● **Required work**:
Tell how many lines in these records contain the string "States", with only the number as the reply.

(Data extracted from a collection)
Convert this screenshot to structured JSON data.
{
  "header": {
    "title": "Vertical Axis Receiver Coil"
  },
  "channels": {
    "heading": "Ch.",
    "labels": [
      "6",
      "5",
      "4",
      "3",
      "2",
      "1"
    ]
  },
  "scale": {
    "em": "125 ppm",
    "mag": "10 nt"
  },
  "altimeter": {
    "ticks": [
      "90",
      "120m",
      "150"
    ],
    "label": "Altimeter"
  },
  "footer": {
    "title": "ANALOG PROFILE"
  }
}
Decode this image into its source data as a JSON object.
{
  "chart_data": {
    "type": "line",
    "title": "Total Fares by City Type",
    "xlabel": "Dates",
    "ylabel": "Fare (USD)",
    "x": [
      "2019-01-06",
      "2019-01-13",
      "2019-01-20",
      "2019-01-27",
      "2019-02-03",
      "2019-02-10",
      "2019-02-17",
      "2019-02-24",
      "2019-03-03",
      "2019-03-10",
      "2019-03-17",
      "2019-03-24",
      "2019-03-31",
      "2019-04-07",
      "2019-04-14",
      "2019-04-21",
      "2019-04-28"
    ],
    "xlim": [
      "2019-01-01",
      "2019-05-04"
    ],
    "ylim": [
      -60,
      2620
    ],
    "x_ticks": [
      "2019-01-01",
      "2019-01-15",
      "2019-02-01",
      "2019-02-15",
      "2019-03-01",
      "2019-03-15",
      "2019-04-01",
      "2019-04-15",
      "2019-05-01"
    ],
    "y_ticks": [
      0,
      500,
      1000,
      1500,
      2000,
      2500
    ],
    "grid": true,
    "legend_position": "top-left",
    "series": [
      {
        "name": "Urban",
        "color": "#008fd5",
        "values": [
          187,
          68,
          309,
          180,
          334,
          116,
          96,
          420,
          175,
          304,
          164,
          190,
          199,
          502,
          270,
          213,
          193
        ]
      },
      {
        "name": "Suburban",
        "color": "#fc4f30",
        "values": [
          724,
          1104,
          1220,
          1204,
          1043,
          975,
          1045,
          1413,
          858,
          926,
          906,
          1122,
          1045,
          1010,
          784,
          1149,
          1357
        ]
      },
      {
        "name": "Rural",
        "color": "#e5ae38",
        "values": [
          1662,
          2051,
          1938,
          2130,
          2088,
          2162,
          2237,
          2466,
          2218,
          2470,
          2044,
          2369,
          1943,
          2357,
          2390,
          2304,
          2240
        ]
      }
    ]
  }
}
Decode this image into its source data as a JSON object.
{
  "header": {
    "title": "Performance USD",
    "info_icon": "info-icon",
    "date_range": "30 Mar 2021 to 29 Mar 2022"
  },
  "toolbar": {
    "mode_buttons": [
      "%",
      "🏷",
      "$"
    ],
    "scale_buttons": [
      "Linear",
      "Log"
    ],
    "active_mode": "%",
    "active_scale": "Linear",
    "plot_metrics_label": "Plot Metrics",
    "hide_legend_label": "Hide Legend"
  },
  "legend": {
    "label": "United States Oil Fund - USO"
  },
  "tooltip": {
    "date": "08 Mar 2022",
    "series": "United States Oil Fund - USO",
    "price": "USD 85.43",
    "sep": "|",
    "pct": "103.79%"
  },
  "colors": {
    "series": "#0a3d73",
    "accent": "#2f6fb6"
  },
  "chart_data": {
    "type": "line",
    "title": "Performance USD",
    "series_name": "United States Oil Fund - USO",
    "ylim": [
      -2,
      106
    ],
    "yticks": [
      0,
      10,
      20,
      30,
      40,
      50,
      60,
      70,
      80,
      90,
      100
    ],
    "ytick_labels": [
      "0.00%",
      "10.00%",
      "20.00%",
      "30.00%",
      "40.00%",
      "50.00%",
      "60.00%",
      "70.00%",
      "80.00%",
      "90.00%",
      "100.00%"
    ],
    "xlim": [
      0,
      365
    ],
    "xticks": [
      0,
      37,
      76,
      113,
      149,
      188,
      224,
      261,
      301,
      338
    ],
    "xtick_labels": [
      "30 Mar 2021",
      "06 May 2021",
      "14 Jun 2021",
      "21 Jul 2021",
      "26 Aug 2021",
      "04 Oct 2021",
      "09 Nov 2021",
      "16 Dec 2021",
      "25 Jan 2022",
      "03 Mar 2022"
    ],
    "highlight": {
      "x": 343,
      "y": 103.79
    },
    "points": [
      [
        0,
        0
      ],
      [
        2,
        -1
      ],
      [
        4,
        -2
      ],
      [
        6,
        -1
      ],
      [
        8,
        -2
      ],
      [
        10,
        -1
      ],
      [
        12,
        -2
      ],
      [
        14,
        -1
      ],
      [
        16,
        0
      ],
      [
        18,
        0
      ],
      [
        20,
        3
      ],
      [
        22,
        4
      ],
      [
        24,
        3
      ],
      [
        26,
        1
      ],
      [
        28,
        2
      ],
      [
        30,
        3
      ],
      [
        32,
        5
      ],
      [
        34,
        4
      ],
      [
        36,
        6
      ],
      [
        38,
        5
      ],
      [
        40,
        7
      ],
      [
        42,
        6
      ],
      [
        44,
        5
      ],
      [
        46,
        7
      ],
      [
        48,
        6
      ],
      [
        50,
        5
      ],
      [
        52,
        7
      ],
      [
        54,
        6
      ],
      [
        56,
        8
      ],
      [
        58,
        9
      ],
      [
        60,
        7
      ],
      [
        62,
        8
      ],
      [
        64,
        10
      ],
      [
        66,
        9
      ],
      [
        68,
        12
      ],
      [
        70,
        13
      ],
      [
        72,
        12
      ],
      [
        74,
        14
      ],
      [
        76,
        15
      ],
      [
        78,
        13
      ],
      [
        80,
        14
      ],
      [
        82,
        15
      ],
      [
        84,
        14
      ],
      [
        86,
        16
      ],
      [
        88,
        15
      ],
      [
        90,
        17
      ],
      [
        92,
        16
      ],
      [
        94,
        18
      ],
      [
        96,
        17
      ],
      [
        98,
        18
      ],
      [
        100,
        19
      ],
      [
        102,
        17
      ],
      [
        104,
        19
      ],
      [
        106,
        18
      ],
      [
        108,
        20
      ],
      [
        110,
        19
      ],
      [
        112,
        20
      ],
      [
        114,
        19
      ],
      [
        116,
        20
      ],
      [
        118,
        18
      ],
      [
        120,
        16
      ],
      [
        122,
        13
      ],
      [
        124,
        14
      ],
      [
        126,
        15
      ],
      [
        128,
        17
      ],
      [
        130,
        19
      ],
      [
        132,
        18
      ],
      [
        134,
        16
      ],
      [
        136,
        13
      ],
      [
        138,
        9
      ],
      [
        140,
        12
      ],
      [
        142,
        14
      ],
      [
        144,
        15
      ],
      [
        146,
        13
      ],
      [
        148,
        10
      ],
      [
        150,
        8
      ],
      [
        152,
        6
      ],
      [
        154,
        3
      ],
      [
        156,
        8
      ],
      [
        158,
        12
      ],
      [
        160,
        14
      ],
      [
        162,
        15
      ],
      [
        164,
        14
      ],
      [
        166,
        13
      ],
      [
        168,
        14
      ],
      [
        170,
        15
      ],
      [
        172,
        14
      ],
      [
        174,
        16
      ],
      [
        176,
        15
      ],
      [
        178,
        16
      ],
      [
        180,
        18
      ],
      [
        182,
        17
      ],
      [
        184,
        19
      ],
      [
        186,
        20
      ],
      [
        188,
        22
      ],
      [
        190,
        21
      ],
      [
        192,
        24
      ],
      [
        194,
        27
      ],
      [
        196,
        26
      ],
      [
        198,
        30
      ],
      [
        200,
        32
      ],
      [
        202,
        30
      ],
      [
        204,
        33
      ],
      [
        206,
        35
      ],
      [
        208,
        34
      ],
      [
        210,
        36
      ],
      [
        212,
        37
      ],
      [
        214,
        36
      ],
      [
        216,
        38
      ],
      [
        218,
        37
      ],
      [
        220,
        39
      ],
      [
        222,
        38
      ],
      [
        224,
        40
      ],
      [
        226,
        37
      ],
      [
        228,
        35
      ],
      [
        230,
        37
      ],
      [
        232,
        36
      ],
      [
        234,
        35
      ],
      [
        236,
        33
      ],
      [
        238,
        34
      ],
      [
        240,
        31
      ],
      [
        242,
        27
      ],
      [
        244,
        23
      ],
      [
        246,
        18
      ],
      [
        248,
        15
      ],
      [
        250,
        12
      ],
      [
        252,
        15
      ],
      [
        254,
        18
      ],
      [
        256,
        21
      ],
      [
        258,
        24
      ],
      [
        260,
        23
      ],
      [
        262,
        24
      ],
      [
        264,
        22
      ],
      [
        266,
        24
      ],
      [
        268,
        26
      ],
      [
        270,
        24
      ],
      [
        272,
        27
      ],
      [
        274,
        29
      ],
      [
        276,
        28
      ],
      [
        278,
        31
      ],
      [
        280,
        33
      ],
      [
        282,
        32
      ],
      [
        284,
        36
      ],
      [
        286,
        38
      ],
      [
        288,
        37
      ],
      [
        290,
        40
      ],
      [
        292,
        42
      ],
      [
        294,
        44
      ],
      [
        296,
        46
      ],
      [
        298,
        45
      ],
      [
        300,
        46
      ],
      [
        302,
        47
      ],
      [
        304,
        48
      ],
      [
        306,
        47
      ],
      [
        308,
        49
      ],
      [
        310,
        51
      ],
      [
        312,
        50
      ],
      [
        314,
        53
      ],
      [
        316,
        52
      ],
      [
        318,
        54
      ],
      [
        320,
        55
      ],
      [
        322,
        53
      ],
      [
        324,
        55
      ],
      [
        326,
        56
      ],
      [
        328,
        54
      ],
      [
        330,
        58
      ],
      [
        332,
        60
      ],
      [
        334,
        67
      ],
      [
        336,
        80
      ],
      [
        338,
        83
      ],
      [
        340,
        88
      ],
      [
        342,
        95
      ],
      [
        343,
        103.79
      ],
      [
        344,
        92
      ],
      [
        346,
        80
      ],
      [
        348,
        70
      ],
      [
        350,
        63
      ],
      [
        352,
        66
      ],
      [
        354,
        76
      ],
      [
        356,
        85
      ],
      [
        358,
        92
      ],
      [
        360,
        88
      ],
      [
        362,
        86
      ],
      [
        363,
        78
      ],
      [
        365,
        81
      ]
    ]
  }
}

● **Task solution**:
3